A run of records:
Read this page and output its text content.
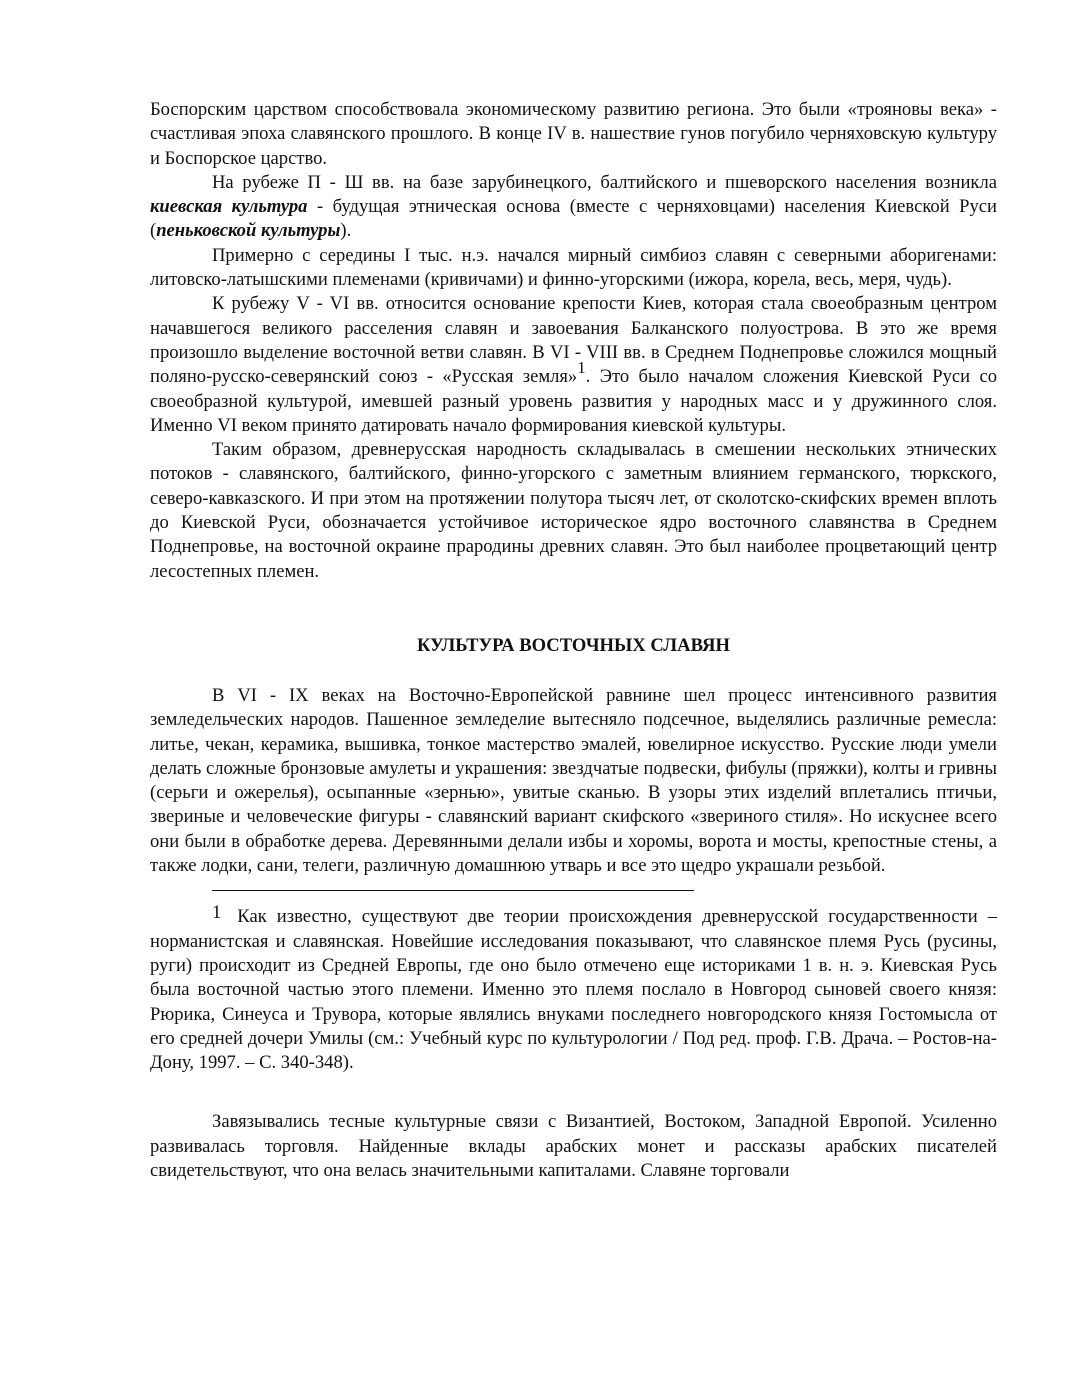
Боспорским царством способствовала экономическому развитию региона. Это были «трояновы века» - счастливая эпоха славянского прошлого. В конце IV в. нашествие гунов погубило черняховскую культуру и Боспорское царство.

На рубеже П - Ш вв. на базе зарубинецкого, балтийского и пшеворского населения возникла киевская культура - будущая этническая основа (вместе с черняховцами) населения Киевской Руси (пеньковской культуры).

Примерно с середины I тыс. н.э. начался мирный симбиоз славян с северными аборигенами: литовско-латышскими племенами (кривичами) и финно-угорскими (ижора, корела, весь, меря, чудь).

К рубежу V - VI вв. относится основание крепости Киев, которая стала своеобразным центром начавшегося великого расселения славян и завоевания Балканского полуострова. В это же время произошло выделение восточной ветви славян. В VI - VIII вв. в Среднем Поднепровье сложился мощный поляно-русско-северянский союз - «Русская земля»$^1$. Это было началом сложения Киевской Руси со своеобразной культурой, имевшей разный уровень развития у народных масс и у дружинного слоя. Именно VI веком принято датировать начало формирования киевской культуры.

Таким образом, древнерусская народность складывалась в смешении нескольких этнических потоков - славянского, балтийского, финно-угорского с заметным влиянием германского, тюркского, северо-кавказского. И при этом на протяжении полутора тысяч лет, от сколотско-скифских времен вплоть до Киевской Руси, обозначается устойчивое историческое ядро восточного славянства в Среднем Поднепровье, на восточной окраине прародины древних славян. Это был наиболее процветающий центр лесостепных племен.

КУЛЬТУРА ВОСТОЧНЫХ СЛАВЯН

В VI - IX веках на Восточно-Европейской равнине шел процесс интенсивного развития земледельческих народов. Пашенное земледелие вытесняло подсечное, выделялись различные ремесла: литье, чекан, керамика, вышивка, тонкое мастерство эмалей, ювелирное искусство. Русские люди умели делать сложные бронзовые амулеты и украшения: звездчатые подвески, фибулы (пряжки), колты и гривны (серьги и ожерелья), осыпанные «зернью», увитые сканью. В узоры этих изделий вплетались птичьи, звериные и человеческие фигуры - славянский вариант скифского «звериного стиля». Но искуснее всего они были в обработке дерева. Деревянными делали избы и хоромы, ворота и мосты, крепостные стены, а также лодки, сани, телеги, различную домашнюю утварь и все это щедро украшали резьбой.

1 Как известно, существуют две теории происхождения древнерусской государственности – норманистская и славянская. Новейшие исследования показывают, что славянское племя Русь (русины, руги) происходит из Средней Европы, где оно было отмечено еще историками 1 в. н. э. Киевская Русь была восточной частью этого племени. Именно это племя послало в Новгород сыновей своего князя: Рюрика, Синеуса и Трувора, которые являлись внуками последнего новгородского князя Гостомысла от его средней дочери Умилы (см.: Учебный курс по культурологии / Под ред. проф. Г.В. Драча. – Ростов-на-Дону, 1997. – С. 340-348).

Завязывались тесные культурные связи с Византией, Востоком, Западной Европой. Усиленно развивалась торговля. Найденные вклады арабских монет и рассказы арабских писателей свидетельствуют, что она велась значительными капиталами. Славяне торговали
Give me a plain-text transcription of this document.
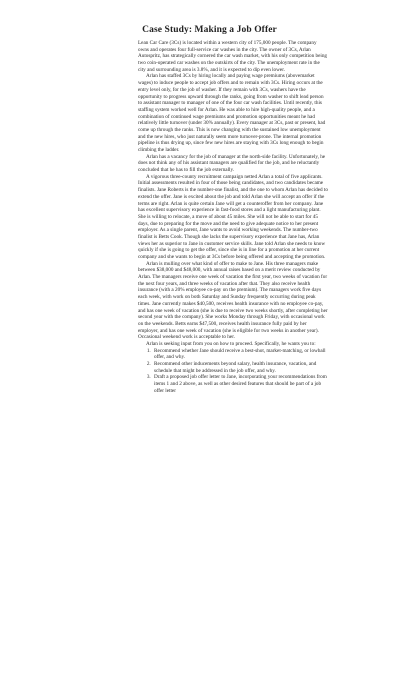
Case Study: Making a Job Offer

Lean Car Care (3Cs) is located within a western city of 175,000 people. The company owns and operates four full-service car washes in the city. The owner of 3Cs, Arlan Autospritz, has strategically cornered the car wash market, with his only competition being two coin-operated car washes on the outskirts of the city. The unemployment rate in the city and surrounding area is 3.8%, and it is expected to dip even lower.

Arlan has staffed 3Cs by hiring locally and paying wage premiums (abovemarket wages) to induce people to accept job offers and to remain with 3Cs. Hiring occurs at the entry level only, for the job of washer. If they remain with 3Cs, washers have the opportunity to progress upward through the ranks, going from washer to shift lead person to assistant manager to manager of one of the four car wash facilities. Until recently, this staffing system worked well for Arlan. He was able to hire high-quality people, and a combination of continued wage premiums and promotion opportunities meant he had relatively little turnover (under 30% annually). Every manager at 3Cs, past or present, had come up through the ranks. This is now changing with the sustained low unemployment and the new hires, who just naturally seem more turnover-prone. The internal promotion pipeline is thus drying up, since few new hires are staying with 3Cs long enough to begin climbing the ladder.

Arlan has a vacancy for the job of manager at the north-side facility. Unfortunately, he does not think any of his assistant managers are qualified for the job, and he reluctantly concluded that he has to fill the job externally.

A vigorous three-county recruitment campaign netted Arlan a total of five applicants. Initial assessments resulted in four of those being candidates, and two candidates became finalists. Jane Roberts is the number-one finalist, and the one to whom Arlan has decided to extend the offer. Jane is excited about the job and told Arlan she will accept an offer if the terms are right. Arlan is quite certain Jane will get a counteroffer from her company. Jane has excellent supervisory experience in fast-food stores and a light manufacturing plant. She is willing to relocate, a move of about 45 miles. She will not be able to start for 45 days, due to preparing for the move and the need to give adequate notice to her present employer. As a single parent, Jane wants to avoid working weekends. The number-two finalist is Betts Cook. Though she lacks the supervisory experience that Jane has, Arlan views her as superior to Jane in customer service skills. Jane told Arlan she needs to know quickly if she is going to get the offer, since she is in line for a promotion at her current company and she wants to begin at 3Cs before being offered and accepting the promotion.

Arlan is mulling over what kind of offer to make to Jane. His three managers make between $38,000 and $48,000, with annual raises based on a merit review conducted by Arlan. The managers receive one week of vacation the first year, two weeks of vacation for the next four years, and three weeks of vacation after that. They also receive health insurance (with a 20% employee co-pay on the premium). The managers work five days each week, with work on both Saturday and Sunday frequently occurring during peak times. Jane currently makes $40,500, receives health insurance with no employee co-pay, and has one week of vacation (she is due to receive two weeks shortly, after completing her second year with the company). She works Monday through Friday, with occasional work on the weekends. Betts earns $47,500, receives health insurance fully paid by her employer, and has one week of vacation (she is eligible for two weeks in another year). Occasional weekend work is acceptable to her.

Arlan is seeking input from you on how to proceed. Specifically, he wants you to:

1. Recommend whether Jane should receive a best-shot, market-matching, or lowball offer, and why.
2. Recommend other inducements beyond salary, health insurance, vacation, and schedule that might be addressed in the job offer, and why.
3. Draft a proposed job offer letter to Jane, incorporating your recommendations from items 1 and 2 above, as well as other desired features that should be part of a job offer letter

Required task: Extract the text of all the records above verbatim, excluding pictures.

Response below:
Read this page and output its text content.
Боспорским царством способствовала экономическому развитию региона. Это были «трояновы века» - счастливая эпоха славянского прошлого. В конце IV в. нашествие гунов погубило черняховскую культуру и Боспорское царство.

На рубеже П - Ш вв. на базе зарубинецкого, балтийского и пшеворского населения возникла киевская культура - будущая этническая основа (вместе с черняховцами) населения Киевской Руси (пеньковской культуры).

Примерно с середины I тыс. н.э. начался мирный симбиоз славян с северными аборигенами: литовско-латышскими племенами (кривичами) и финно-угорскими (ижора, корела, весь, меря, чудь).

К рубежу V - VI вв. относится основание крепости Киев, которая стала своеобразным центром начавшегося великого расселения славян и завоевания Балканского полуострова. В это же время произошло выделение восточной ветви славян. В VI - VIII вв. в Среднем Поднепровье сложился мощный поляно-русско-северянский союз - «Русская земля»$^1$. Это было началом сложения Киевской Руси со своеобразной культурой, имевшей разный уровень развития у народных масс и у дружинного слоя. Именно VI веком принято датировать начало формирования киевской культуры.

Таким образом, древнерусская народность складывалась в смешении нескольких этнических потоков - славянского, балтийского, финно-угорского с заметным влиянием германского, тюркского, северо-кавказского. И при этом на протяжении полутора тысяч лет, от сколотско-скифских времен вплоть до Киевской Руси, обозначается устойчивое историческое ядро восточного славянства в Среднем Поднепровье, на восточной окраине прародины древних славян. Это был наиболее процветающий центр лесостепных племен.

КУЛЬТУРА ВОСТОЧНЫХ СЛАВЯН

В VI - IX веках на Восточно-Европейской равнине шел процесс интенсивного развития земледельческих народов. Пашенное земледелие вытесняло подсечное, выделялись различные ремесла: литье, чекан, керамика, вышивка, тонкое мастерство эмалей, ювелирное искусство. Русские люди умели делать сложные бронзовые амулеты и украшения: звездчатые подвески, фибулы (пряжки), колты и гривны (серьги и ожерелья), осыпанные «зернью», увитые сканью. В узоры этих изделий вплетались птичьи, звериные и человеческие фигуры - славянский вариант скифского «звериного стиля». Но искуснее всего они были в обработке дерева. Деревянными делали избы и хоромы, ворота и мосты, крепостные стены, а также лодки, сани, телеги, различную домашнюю утварь и все это щедро украшали резьбой.

1 Как известно, существуют две теории происхождения древнерусской государственности – норманистская и славянская. Новейшие исследования показывают, что славянское племя Русь (русины, руги) происходит из Средней Европы, где оно было отмечено еще историками 1 в. н. э. Киевская Русь была восточной частью этого племени. Именно это племя послало в Новгород сыновей своего князя: Рюрика, Синеуса и Трувора, которые являлись внуками последнего новгородского князя Гостомысла от его средней дочери Умилы (см.: Учебный курс по культурологии / Под ред. проф. Г.В. Драча. – Ростов-на-Дону, 1997. – С. 340-348).

Завязывались тесные культурные связи с Византией, Востоком, Западной Европой. Усиленно развивалась торговля. Найденные вклады арабских монет и рассказы арабских писателей свидетельствуют, что она велась значительными капиталами. Славяне торговали
Give me a plain-text transcription of this document.
Case Study: Making a Job Offer

Lean Car Care (3Cs) is located within a western city of 175,000 people. The company owns and operates four full-service car washes in the city. The owner of 3Cs, Arlan Autospritz, has strategically cornered the car wash market, with his only competition being two coin-operated car washes on the outskirts of the city. The unemployment rate in the city and surrounding area is 3.8%, and it is expected to dip even lower.

Arlan has staffed 3Cs by hiring locally and paying wage premiums (abovemarket wages) to induce people to accept job offers and to remain with 3Cs. Hiring occurs at the entry level only, for the job of washer. If they remain with 3Cs, washers have the opportunity to progress upward through the ranks, going from washer to shift lead person to assistant manager to manager of one of the four car wash facilities. Until recently, this staffing system worked well for Arlan. He was able to hire high-quality people, and a combination of continued wage premiums and promotion opportunities meant he had relatively little turnover (under 30% annually). Every manager at 3Cs, past or present, had come up through the ranks. This is now changing with the sustained low unemployment and the new hires, who just naturally seem more turnover-prone. The internal promotion pipeline is thus drying up, since few new hires are staying with 3Cs long enough to begin climbing the ladder.

Arlan has a vacancy for the job of manager at the north-side facility. Unfortunately, he does not think any of his assistant managers are qualified for the job, and he reluctantly concluded that he has to fill the job externally.

A vigorous three-county recruitment campaign netted Arlan a total of five applicants. Initial assessments resulted in four of those being candidates, and two candidates became finalists. Jane Roberts is the number-one finalist, and the one to whom Arlan has decided to extend the offer. Jane is excited about the job and told Arlan she will accept an offer if the terms are right. Arlan is quite certain Jane will get a counteroffer from her company. Jane has excellent supervisory experience in fast-food stores and a light manufacturing plant. She is willing to relocate, a move of about 45 miles. She will not be able to start for 45 days, due to preparing for the move and the need to give adequate notice to her present employer. As a single parent, Jane wants to avoid working weekends. The number-two finalist is Betts Cook. Though she lacks the supervisory experience that Jane has, Arlan views her as superior to Jane in customer service skills. Jane told Arlan she needs to know quickly if she is going to get the offer, since she is in line for a promotion at her current company and she wants to begin at 3Cs before being offered and accepting the promotion.

Arlan is mulling over what kind of offer to make to Jane. His three managers make between $38,000 and $48,000, with annual raises based on a merit review conducted by Arlan. The managers receive one week of vacation the first year, two weeks of vacation for the next four years, and three weeks of vacation after that. They also receive health insurance (with a 20% employee co-pay on the premium). The managers work five days each week, with work on both Saturday and Sunday frequently occurring during peak times. Jane currently makes $40,500, receives health insurance with no employee co-pay, and has one week of vacation (she is due to receive two weeks shortly, after completing her second year with the company). She works Monday through Friday, with occasional work on the weekends. Betts earns $47,500, receives health insurance fully paid by her employer, and has one week of vacation (she is eligible for two weeks in another year). Occasional weekend work is acceptable to her.

Arlan is seeking input from you on how to proceed. Specifically, he wants you to:

1. Recommend whether Jane should receive a best-shot, market-matching, or lowball offer, and why.
2. Recommend other inducements beyond salary, health insurance, vacation, and schedule that might be addressed in the job offer, and why.
3. Draft a proposed job offer letter to Jane, incorporating your recommendations from items 1 and 2 above, as well as other desired features that should be part of a job offer letter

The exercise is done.